Check each line of the records below and collect those that include the word "time".
⟨
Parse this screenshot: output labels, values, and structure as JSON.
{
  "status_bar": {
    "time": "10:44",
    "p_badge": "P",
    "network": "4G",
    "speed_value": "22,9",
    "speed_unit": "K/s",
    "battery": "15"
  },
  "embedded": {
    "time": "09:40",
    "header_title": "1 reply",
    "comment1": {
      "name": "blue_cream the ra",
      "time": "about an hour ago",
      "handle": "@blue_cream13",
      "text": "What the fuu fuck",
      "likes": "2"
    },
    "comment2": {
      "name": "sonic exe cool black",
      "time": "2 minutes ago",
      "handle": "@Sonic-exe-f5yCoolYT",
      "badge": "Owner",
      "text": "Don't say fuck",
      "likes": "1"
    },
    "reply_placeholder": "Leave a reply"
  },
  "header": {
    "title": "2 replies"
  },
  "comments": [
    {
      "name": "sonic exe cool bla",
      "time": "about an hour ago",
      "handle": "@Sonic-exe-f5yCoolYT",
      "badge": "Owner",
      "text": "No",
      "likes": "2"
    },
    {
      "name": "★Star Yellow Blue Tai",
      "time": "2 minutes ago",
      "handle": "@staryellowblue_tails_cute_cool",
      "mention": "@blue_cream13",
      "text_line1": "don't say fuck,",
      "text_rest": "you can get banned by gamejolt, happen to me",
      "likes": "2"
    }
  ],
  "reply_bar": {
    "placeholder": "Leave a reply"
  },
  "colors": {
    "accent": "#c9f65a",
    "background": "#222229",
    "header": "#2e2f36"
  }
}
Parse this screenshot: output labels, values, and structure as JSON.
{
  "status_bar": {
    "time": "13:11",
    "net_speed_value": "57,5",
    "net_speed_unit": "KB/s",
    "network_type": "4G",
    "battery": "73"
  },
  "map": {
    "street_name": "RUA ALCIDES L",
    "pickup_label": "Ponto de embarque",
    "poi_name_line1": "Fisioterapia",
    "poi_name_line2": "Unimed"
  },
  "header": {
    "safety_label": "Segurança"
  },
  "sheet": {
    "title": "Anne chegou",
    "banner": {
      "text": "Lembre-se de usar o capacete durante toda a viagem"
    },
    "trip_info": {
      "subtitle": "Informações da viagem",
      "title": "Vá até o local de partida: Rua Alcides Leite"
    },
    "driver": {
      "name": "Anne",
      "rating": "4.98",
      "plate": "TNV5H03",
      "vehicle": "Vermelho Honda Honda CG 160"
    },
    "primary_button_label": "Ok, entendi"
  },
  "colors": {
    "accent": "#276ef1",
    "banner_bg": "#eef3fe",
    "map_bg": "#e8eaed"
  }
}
⟩
* _Finished task_:
    "time": "10:44",
    "time": "09:40",
      "time": "about an hour ago",
      "time": "2 minutes ago",
      "time": "about an hour ago",
      "time": "2 minutes ago",
    "time": "13:11",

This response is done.